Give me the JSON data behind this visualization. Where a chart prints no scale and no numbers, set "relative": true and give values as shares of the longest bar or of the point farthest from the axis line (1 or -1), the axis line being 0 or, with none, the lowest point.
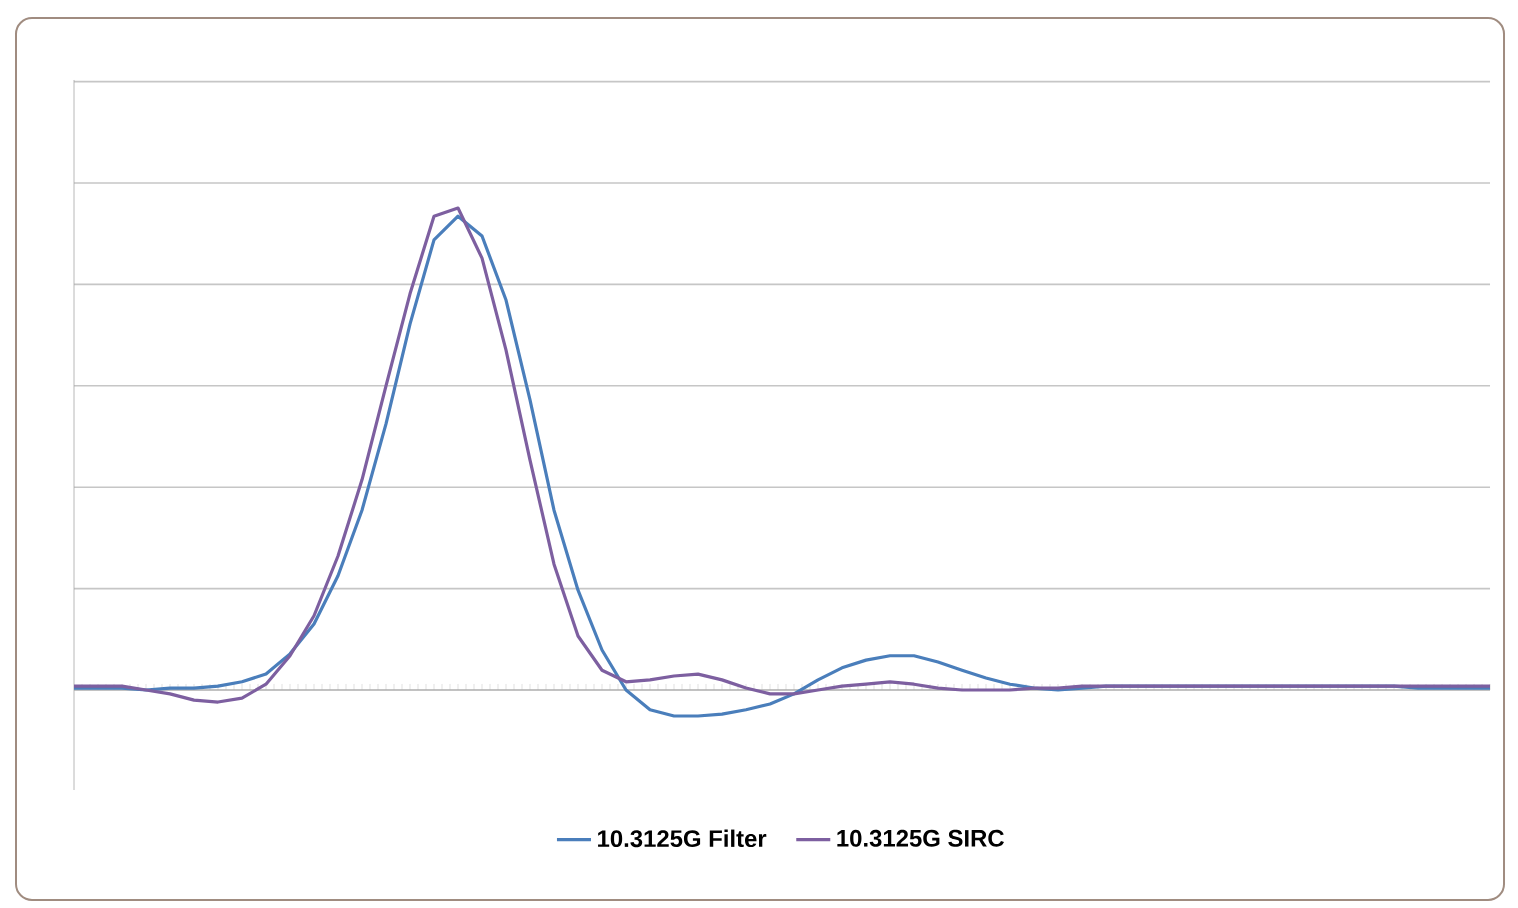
{
  "chart_data": {
    "type": "line",
    "relative": true,
    "grid": "y",
    "legend": "bottom",
    "marker": "none",
    "line_style": "solid",
    "categories": [
      null,
      null,
      null,
      null,
      null,
      null,
      null,
      null,
      null,
      null,
      null,
      null,
      null,
      null,
      null,
      null,
      null,
      null,
      null,
      null,
      null,
      null,
      null,
      null,
      null,
      null,
      null,
      null,
      null,
      null,
      null,
      null,
      null,
      null,
      null,
      null,
      null,
      null,
      null,
      null,
      null,
      null,
      null,
      null,
      null,
      null,
      null,
      null,
      null,
      null,
      null,
      null,
      null,
      null,
      null,
      null,
      null,
      null,
      null,
      null
    ],
    "series": [
      {
        "name": "10.3125G Filter",
        "color": "#4a7ebb",
        "values": [
          0.004,
          0.004,
          0.004,
          0,
          0.004,
          0.004,
          0.008,
          0.017,
          0.033,
          0.075,
          0.137,
          0.237,
          0.373,
          0.552,
          0.759,
          0.934,
          0.983,
          0.942,
          0.809,
          0.602,
          0.373,
          0.207,
          0.083,
          0,
          -0.041,
          -0.054,
          -0.054,
          -0.05,
          -0.041,
          -0.029,
          -0.008,
          0.021,
          0.046,
          0.062,
          0.071,
          0.071,
          0.058,
          0.041,
          0.025,
          0.012,
          0.004,
          0,
          0.004,
          0.008,
          0.008,
          0.008,
          0.008,
          0.008,
          0.008,
          0.008,
          0.008,
          0.008,
          0.008,
          0.008,
          0.008,
          0.008,
          0.004,
          0.004,
          0.004,
          0.004
        ]
      },
      {
        "name": "10.3125G SIRC",
        "color": "#7d5fa0",
        "values": [
          0.008,
          0.008,
          0.008,
          0,
          -0.008,
          -0.021,
          -0.025,
          -0.017,
          0.012,
          0.071,
          0.154,
          0.278,
          0.436,
          0.631,
          0.822,
          0.983,
          1.0,
          0.896,
          0.705,
          0.477,
          0.261,
          0.112,
          0.041,
          0.017,
          0.021,
          0.029,
          0.033,
          0.021,
          0.004,
          -0.008,
          -0.008,
          0,
          0.008,
          0.012,
          0.017,
          0.012,
          0.004,
          0,
          0,
          0,
          0.004,
          0.004,
          0.008,
          0.008,
          0.008,
          0.008,
          0.008,
          0.008,
          0.008,
          0.008,
          0.008,
          0.008,
          0.008,
          0.008,
          0.008,
          0.008,
          0.008,
          0.008,
          0.008,
          0.008
        ]
      }
    ]
  }
}
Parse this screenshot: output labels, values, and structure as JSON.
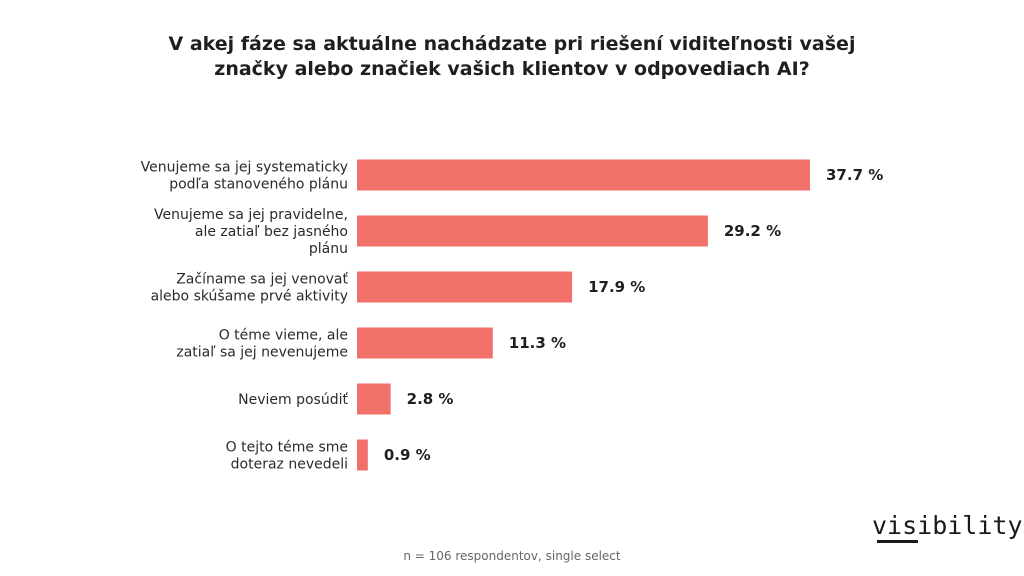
{
  "chart_data": {
    "type": "bar",
    "orientation": "horizontal",
    "title_lines": [
      "V akej fáze sa aktuálne nachádzate pri riešení viditeľnosti vašej",
      "značky alebo značiek vašich klientov v odpovediach AI?"
    ],
    "categories": [
      [
        "Venujeme sa jej systematicky",
        "podľa stanoveného plánu"
      ],
      [
        "Venujeme sa jej pravidelne,",
        "ale zatiaľ bez jasného",
        "plánu"
      ],
      [
        "Začíname sa jej venovať",
        "alebo skúšame prvé aktivity"
      ],
      [
        "O téme vieme, ale",
        "zatiaľ sa jej nevenujeme"
      ],
      [
        "Neviem posúdiť"
      ],
      [
        "O tejto téme sme",
        "doteraz nevedeli"
      ]
    ],
    "values": [
      37.7,
      29.2,
      17.9,
      11.3,
      2.8,
      0.9
    ],
    "value_labels": [
      "37.7 %",
      "29.2 %",
      "17.9 %",
      "11.3 %",
      "2.8 %",
      "0.9 %"
    ],
    "xlim": [
      0,
      37.7
    ],
    "bar_color": "#f2706a",
    "grid": false,
    "legend": "none"
  },
  "footnote": "n = 106 respondentov, single select",
  "brand": {
    "logo_text": "visibility"
  }
}
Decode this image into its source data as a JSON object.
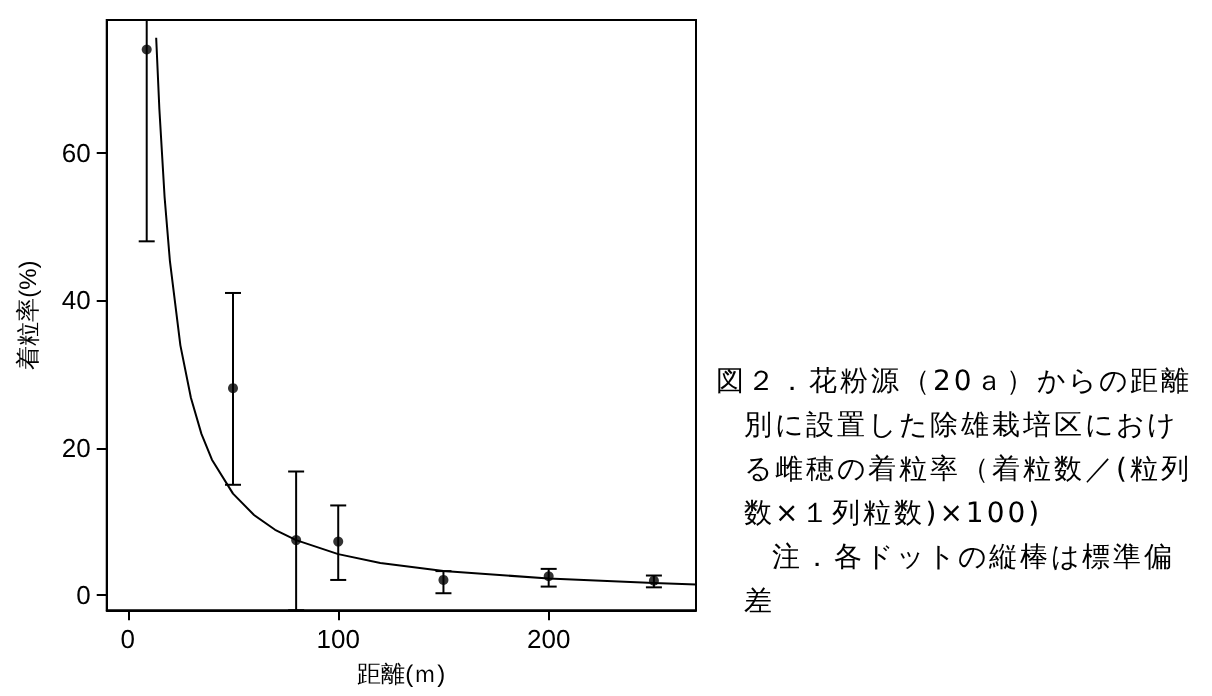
{
  "chart_data": {
    "type": "scatter",
    "xlabel": "距離(ｍ)",
    "ylabel": "着粒率(%)",
    "xlim": [
      -10,
      270
    ],
    "ylim": [
      -2,
      78
    ],
    "xticks": [
      0,
      100,
      200
    ],
    "yticks": [
      0,
      20,
      40,
      60
    ],
    "grid": false,
    "marker": "circle",
    "series": [
      {
        "color": "#000000",
        "x": [
          9,
          50,
          80,
          100,
          150,
          200,
          250
        ],
        "values": [
          74,
          28.1,
          7.5,
          7.3,
          2.1,
          2.6,
          2.0
        ],
        "errors": [
          [
            48,
            78
          ],
          [
            15,
            41
          ],
          [
            -2,
            16.8
          ],
          [
            2.1,
            12.2
          ],
          [
            0.3,
            3.3
          ],
          [
            1.2,
            3.6
          ],
          [
            1.1,
            2.7
          ]
        ]
      },
      {
        "type": "line",
        "color": "#000000",
        "marker": "none",
        "line_style": "solid",
        "x": [
          13.5,
          15,
          17.5,
          20,
          25,
          30,
          35,
          40,
          50,
          60,
          70,
          80,
          100,
          120,
          150,
          200,
          250,
          270
        ],
        "values": [
          75.6,
          66.0,
          54.0,
          45.4,
          33.9,
          26.8,
          21.9,
          18.4,
          13.8,
          10.9,
          8.9,
          7.5,
          5.6,
          4.4,
          3.3,
          2.3,
          1.7,
          1.5
        ]
      }
    ],
    "annotations": [
      "図２．花粉源（20ａ）からの距離別に設置した除雄栽培区における雌穂の着粒率（着粒数／(粒列数×１列粒数)×100)",
      "注．各ドットの縦棒は標準偏差"
    ]
  }
}
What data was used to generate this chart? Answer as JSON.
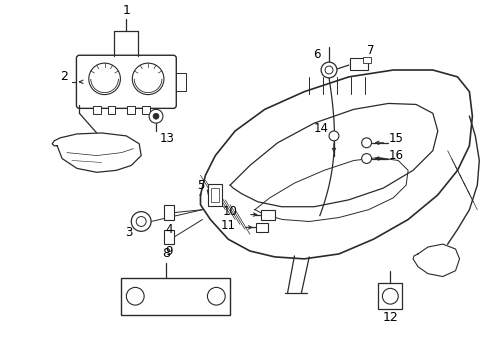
{
  "background_color": "#ffffff",
  "line_color": "#2a2a2a",
  "text_color": "#000000",
  "fig_width": 4.89,
  "fig_height": 3.6,
  "dpi": 100
}
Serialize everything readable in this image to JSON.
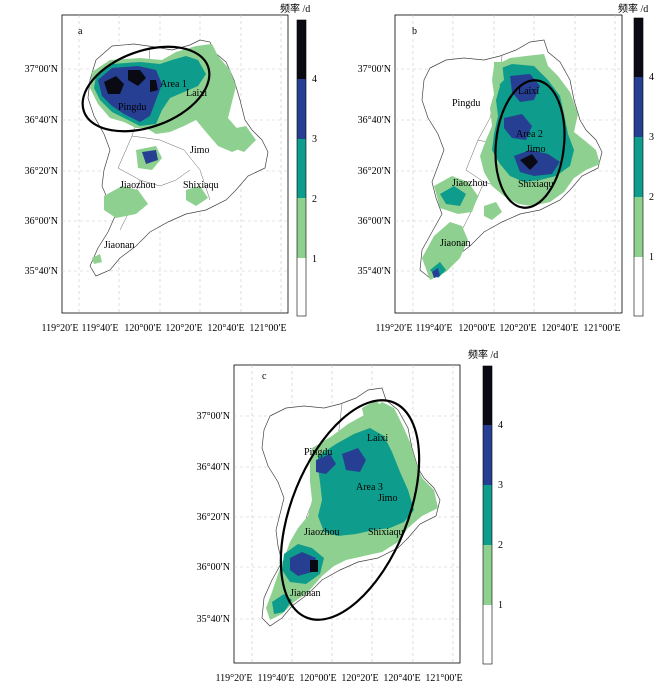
{
  "figure": {
    "colorbar_title": "频率 /d",
    "colorbar_levels": [
      "1",
      "2",
      "3",
      "4"
    ],
    "colors": {
      "level_1": "#ffffff",
      "level_2": "#8ed08f",
      "level_3": "#0e9c8c",
      "level_4": "#263f93",
      "level_5": "#0a0a14",
      "grid": "#c8c8c8",
      "outline": "#444444"
    },
    "lon_ticks": [
      "119°20′E",
      "119°40′E",
      "120°00′E",
      "120°20′E",
      "120°40′E",
      "121°00′E"
    ],
    "lat_ticks": [
      "37°00′N",
      "36°40′N",
      "36°20′N",
      "36°00′N",
      "35°40′N"
    ]
  },
  "panels": [
    {
      "letter": "a",
      "area_label": "Area 1",
      "places": [
        "Pingdu",
        "Laixi",
        "Jimo",
        "Jiaozhou",
        "Shixiaqu",
        "Jiaonan"
      ]
    },
    {
      "letter": "b",
      "area_label": "Area 2",
      "places": [
        "Pingdu",
        "Laixi",
        "Jimo",
        "Jiaozhou",
        "Shixiaqu",
        "Jiaonan"
      ]
    },
    {
      "letter": "c",
      "area_label": "Area 3",
      "places": [
        "Pingdu",
        "Laixi",
        "Jimo",
        "Jiaozhou",
        "Shixiaqu",
        "Jiaonan"
      ]
    }
  ]
}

**Work instructions:** Select all lines in the listing above where the word "image" appears, and show them.

**Result for this task:**
Decode this image into its source data as a JSON object.
Serialize everything readable in this image to JSON.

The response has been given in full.